* RECORDS SHOWN *
===============
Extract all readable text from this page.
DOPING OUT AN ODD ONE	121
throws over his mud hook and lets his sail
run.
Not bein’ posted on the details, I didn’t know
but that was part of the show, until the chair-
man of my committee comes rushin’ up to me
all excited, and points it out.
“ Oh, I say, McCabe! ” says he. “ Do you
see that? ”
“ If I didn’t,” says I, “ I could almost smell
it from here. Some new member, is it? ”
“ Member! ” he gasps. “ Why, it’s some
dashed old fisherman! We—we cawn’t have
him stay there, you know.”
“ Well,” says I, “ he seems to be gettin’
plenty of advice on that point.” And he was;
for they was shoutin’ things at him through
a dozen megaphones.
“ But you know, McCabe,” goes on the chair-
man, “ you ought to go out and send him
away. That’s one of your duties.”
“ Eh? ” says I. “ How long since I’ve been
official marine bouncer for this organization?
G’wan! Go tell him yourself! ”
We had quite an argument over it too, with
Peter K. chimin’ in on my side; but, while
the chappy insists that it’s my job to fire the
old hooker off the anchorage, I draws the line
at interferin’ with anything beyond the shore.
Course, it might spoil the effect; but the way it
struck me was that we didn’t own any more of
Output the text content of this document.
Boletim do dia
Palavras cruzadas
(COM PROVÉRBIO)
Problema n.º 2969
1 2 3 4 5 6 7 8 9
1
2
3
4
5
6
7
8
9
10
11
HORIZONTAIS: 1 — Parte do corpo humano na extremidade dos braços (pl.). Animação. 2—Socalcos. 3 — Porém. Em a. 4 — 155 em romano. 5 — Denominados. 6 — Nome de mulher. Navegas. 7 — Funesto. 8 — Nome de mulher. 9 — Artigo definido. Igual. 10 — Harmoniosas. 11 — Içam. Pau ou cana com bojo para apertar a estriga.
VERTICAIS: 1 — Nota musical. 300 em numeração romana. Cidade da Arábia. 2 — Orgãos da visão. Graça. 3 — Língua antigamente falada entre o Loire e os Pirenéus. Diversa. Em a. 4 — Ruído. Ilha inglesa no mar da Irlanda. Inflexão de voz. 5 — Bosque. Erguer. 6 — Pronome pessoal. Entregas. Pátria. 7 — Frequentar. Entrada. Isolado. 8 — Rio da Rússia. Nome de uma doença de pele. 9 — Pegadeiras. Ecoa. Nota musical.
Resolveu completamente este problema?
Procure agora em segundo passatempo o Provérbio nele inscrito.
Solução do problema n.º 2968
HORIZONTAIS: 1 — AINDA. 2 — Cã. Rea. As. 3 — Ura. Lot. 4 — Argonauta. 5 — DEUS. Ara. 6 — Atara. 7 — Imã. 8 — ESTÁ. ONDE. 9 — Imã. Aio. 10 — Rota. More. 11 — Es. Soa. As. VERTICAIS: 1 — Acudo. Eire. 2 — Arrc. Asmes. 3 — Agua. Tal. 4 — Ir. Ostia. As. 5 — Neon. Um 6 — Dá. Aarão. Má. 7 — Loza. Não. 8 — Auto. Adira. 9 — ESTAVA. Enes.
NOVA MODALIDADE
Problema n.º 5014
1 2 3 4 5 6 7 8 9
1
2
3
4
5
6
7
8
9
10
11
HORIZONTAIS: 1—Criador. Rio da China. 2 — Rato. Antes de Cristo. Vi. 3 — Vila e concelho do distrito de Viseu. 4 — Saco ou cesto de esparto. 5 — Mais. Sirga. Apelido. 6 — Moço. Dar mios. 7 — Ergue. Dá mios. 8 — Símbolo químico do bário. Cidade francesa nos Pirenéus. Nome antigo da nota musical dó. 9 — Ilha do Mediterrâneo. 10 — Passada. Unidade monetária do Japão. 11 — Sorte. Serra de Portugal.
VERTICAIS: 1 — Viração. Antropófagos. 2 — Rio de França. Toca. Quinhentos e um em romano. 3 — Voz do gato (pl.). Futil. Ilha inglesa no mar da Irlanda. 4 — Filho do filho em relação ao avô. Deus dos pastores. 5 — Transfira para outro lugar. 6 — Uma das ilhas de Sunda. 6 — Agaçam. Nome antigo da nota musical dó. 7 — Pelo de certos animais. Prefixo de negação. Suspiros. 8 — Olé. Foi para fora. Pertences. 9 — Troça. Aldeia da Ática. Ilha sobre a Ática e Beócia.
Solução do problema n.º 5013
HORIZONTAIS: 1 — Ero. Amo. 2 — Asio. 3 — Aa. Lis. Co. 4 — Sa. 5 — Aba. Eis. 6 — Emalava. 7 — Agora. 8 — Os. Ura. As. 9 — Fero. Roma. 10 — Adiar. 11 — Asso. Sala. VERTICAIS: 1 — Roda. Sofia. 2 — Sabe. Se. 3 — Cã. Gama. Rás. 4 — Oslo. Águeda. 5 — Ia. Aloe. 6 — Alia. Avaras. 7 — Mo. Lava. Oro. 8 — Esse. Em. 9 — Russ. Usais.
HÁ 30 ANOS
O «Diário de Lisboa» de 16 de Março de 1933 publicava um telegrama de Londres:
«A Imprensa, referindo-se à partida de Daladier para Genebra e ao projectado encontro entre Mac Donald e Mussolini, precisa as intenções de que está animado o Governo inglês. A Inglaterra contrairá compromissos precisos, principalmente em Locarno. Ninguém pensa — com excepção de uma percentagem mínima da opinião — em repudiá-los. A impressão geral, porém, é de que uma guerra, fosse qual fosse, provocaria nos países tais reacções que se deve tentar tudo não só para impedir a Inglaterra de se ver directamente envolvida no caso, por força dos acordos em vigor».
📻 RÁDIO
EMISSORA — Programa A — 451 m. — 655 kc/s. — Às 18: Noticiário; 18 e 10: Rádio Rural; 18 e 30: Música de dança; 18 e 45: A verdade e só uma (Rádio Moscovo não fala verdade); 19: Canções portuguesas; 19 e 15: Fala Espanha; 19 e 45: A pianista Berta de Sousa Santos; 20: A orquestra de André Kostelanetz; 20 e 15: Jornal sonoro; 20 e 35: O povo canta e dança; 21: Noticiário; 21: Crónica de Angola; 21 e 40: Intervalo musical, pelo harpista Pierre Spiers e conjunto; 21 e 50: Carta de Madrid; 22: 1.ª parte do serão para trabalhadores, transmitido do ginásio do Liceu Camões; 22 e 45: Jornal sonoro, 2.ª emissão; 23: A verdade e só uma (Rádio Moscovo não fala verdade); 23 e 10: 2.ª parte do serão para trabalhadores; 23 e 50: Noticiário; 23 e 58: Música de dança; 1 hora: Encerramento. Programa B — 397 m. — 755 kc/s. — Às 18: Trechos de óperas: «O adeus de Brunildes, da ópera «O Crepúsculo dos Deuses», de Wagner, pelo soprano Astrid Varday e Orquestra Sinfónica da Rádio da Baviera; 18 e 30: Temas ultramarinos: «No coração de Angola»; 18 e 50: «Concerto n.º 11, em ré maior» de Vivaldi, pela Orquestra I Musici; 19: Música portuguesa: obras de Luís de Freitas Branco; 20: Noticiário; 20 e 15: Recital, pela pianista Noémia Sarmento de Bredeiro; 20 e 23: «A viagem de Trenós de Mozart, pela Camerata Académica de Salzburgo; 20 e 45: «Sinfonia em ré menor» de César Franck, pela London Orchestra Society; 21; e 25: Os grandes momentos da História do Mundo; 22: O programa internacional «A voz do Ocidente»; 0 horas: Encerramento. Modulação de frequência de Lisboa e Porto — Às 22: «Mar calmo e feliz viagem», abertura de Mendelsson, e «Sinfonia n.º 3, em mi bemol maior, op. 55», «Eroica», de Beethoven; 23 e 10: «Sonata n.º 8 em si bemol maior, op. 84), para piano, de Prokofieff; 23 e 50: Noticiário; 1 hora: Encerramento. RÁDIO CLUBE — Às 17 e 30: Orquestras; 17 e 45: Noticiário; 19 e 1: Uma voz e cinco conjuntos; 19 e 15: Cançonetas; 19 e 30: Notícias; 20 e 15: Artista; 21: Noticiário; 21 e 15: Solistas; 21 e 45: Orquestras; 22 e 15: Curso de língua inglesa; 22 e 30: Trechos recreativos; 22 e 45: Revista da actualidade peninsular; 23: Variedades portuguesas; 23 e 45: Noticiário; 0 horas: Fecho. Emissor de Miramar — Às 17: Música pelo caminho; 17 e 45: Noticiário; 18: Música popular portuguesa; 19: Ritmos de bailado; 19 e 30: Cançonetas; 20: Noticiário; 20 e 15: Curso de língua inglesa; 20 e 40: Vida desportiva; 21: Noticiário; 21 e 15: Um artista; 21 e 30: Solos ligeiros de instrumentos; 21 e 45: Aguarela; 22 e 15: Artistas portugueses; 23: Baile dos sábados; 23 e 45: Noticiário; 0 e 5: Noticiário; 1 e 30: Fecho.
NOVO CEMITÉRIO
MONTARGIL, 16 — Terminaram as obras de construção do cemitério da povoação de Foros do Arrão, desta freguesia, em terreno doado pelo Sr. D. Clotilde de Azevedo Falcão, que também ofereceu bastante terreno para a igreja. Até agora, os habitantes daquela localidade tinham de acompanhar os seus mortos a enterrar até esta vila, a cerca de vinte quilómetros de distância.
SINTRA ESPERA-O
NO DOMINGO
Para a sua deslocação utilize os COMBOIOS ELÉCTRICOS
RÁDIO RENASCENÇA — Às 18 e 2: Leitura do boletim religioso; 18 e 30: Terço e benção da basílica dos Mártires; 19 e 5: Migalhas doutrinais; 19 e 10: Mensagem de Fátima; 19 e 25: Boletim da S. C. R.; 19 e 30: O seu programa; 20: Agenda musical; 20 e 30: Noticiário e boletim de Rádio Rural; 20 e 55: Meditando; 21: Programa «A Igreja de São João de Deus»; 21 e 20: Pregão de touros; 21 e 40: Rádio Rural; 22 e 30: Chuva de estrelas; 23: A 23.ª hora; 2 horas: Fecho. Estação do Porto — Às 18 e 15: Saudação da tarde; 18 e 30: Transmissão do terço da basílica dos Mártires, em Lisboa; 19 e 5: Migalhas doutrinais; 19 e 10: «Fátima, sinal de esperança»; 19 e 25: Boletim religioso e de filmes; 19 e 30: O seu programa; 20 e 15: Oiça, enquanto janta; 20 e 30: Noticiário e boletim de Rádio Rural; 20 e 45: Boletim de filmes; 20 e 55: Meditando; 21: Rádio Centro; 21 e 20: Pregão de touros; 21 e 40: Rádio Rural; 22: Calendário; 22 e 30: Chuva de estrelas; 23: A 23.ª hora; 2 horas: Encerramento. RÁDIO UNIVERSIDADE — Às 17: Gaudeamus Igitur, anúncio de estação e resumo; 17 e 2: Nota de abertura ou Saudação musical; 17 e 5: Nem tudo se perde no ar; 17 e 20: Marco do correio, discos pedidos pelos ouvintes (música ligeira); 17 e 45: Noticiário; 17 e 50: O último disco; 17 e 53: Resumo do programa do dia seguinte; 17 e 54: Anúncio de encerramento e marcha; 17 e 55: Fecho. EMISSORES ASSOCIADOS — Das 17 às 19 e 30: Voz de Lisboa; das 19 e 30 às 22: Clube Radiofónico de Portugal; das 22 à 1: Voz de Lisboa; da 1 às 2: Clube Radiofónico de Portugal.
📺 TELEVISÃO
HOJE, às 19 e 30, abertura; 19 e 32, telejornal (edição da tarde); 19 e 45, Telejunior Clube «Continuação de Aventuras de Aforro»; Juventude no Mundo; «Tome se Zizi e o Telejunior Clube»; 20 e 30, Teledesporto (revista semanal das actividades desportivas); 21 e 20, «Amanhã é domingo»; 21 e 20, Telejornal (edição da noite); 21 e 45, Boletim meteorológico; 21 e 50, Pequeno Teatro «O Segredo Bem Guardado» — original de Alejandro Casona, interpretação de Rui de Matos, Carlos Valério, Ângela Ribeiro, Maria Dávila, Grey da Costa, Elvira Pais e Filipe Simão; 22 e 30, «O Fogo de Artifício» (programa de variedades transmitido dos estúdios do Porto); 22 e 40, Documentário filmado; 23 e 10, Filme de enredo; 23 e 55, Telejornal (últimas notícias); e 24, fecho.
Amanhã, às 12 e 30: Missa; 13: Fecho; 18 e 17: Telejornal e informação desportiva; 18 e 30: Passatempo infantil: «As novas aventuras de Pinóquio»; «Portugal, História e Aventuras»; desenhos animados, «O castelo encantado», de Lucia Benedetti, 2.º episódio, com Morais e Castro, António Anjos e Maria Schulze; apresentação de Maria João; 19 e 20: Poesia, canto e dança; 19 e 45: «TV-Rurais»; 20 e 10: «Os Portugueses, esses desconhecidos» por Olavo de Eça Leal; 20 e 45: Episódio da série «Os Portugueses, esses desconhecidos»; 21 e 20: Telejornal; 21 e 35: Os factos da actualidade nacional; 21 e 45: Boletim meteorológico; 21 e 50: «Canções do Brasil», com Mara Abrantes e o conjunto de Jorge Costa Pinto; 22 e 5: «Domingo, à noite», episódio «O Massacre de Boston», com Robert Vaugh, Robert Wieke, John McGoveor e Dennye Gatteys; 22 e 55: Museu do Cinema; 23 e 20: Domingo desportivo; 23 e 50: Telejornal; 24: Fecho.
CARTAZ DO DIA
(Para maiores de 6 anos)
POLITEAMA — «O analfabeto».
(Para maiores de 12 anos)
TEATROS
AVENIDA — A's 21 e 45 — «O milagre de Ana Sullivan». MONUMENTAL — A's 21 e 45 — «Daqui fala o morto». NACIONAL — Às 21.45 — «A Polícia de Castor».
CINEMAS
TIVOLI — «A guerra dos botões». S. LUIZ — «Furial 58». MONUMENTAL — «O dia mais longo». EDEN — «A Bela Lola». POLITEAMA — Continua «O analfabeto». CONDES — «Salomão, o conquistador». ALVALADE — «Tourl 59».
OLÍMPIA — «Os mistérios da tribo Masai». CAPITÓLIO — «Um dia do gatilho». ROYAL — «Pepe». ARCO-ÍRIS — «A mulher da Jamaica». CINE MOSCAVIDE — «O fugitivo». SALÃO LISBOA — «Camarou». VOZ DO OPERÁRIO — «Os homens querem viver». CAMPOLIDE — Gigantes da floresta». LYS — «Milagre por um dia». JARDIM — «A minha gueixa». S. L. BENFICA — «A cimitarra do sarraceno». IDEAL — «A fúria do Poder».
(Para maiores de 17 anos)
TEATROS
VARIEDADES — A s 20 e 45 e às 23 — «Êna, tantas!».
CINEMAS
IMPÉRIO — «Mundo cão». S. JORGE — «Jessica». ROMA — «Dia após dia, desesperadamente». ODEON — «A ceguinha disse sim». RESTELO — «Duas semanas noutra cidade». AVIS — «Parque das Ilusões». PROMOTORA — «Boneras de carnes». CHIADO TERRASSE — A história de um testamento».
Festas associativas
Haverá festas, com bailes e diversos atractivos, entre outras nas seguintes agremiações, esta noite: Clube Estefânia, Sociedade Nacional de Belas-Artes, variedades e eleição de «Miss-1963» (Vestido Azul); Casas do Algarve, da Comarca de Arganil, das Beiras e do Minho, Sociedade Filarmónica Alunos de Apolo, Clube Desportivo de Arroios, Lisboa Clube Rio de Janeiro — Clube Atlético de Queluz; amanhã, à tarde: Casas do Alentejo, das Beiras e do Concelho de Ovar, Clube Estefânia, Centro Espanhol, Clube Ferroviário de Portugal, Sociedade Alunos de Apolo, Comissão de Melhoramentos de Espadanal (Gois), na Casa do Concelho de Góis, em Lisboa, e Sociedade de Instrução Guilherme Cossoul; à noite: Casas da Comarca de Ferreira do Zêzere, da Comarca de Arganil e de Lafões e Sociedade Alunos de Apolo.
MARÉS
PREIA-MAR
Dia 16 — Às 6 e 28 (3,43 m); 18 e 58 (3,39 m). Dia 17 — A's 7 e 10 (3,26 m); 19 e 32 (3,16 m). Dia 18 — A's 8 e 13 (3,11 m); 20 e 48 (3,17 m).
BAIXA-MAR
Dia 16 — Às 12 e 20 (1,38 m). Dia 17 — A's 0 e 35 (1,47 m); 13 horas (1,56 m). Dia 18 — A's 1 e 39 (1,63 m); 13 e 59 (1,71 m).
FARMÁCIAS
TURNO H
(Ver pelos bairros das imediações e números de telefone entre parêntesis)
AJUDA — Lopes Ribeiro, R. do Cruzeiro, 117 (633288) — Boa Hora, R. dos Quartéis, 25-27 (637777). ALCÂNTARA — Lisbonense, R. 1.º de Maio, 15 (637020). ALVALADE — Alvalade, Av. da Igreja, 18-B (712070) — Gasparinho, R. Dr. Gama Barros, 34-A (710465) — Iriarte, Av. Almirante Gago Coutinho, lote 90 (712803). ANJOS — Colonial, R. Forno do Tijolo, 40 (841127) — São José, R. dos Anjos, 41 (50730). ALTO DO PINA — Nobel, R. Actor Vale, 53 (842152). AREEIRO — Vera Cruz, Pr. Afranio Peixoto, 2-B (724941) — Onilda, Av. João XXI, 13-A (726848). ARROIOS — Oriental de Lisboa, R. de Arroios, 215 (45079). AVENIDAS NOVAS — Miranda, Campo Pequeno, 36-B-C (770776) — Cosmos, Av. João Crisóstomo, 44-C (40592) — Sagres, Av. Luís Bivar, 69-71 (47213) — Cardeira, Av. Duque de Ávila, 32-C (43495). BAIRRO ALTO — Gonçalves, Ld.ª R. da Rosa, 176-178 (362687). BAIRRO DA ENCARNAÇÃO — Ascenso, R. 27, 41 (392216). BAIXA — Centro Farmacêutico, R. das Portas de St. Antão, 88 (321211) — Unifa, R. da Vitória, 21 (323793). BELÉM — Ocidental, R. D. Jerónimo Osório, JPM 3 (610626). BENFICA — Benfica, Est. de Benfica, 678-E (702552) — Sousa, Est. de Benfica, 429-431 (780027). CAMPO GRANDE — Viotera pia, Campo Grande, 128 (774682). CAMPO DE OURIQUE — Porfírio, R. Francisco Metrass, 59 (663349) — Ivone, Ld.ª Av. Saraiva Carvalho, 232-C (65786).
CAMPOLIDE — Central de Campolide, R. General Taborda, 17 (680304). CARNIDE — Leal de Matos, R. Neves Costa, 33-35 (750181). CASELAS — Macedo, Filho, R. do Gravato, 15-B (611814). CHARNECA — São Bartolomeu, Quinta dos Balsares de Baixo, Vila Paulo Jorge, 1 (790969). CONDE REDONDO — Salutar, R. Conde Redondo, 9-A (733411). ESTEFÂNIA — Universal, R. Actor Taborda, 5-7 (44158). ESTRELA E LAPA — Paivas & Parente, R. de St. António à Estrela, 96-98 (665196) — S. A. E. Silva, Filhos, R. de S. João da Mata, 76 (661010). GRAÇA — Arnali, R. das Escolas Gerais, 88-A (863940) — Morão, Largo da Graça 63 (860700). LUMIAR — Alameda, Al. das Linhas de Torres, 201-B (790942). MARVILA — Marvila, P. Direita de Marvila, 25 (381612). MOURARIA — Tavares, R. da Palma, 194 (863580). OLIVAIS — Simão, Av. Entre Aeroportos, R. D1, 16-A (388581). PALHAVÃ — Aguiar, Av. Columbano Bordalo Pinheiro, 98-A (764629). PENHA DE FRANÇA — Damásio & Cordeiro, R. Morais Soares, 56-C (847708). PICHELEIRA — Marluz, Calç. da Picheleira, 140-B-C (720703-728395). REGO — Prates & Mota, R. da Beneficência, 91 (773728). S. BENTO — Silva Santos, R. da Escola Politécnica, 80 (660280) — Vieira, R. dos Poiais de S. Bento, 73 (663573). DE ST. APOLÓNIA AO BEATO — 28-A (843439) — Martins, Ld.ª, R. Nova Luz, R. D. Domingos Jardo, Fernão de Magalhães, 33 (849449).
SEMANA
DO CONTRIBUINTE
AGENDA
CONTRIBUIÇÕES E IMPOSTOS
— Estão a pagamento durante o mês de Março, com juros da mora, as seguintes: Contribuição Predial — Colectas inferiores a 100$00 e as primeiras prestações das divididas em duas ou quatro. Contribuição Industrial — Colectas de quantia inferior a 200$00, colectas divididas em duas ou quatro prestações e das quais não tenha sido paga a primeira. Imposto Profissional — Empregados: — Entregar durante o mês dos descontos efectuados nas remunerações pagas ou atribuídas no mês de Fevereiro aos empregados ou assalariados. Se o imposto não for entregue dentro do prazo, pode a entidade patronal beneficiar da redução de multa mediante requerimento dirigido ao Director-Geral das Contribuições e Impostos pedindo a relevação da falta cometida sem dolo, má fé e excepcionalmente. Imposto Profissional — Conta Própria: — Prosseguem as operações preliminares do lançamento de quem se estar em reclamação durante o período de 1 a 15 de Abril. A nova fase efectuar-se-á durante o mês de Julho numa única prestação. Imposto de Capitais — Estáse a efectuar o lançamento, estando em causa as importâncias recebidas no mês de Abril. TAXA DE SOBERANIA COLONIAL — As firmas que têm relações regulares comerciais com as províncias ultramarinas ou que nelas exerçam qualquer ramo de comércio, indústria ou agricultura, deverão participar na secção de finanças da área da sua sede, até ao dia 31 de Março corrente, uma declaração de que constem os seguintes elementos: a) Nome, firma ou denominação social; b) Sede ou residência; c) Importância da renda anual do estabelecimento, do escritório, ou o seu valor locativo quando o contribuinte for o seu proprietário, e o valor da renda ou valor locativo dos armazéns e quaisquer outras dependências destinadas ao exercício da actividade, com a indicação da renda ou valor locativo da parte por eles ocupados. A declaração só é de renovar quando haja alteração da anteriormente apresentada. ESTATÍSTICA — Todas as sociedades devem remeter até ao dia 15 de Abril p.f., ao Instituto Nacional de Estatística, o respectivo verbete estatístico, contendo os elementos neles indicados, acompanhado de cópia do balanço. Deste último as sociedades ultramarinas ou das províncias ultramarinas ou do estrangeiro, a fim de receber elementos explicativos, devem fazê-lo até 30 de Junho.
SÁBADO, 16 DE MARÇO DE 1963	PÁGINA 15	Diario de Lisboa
===============
* DO THIS *
Each line with the string "analfabeto" in it needs to be found and copied.

* ANSWER BELOW *
POLITEAMA — «O analfabeto».
TIVOLI — «A guerra dos botões». S. LUIZ — «Furial 58». MONUMENTAL — «O dia mais longo». EDEN — «A Bela Lola». POLITEAMA — Continua «O analfabeto». CONDES — «Salomão, o conquistador». ALVALADE — «Tourl 59».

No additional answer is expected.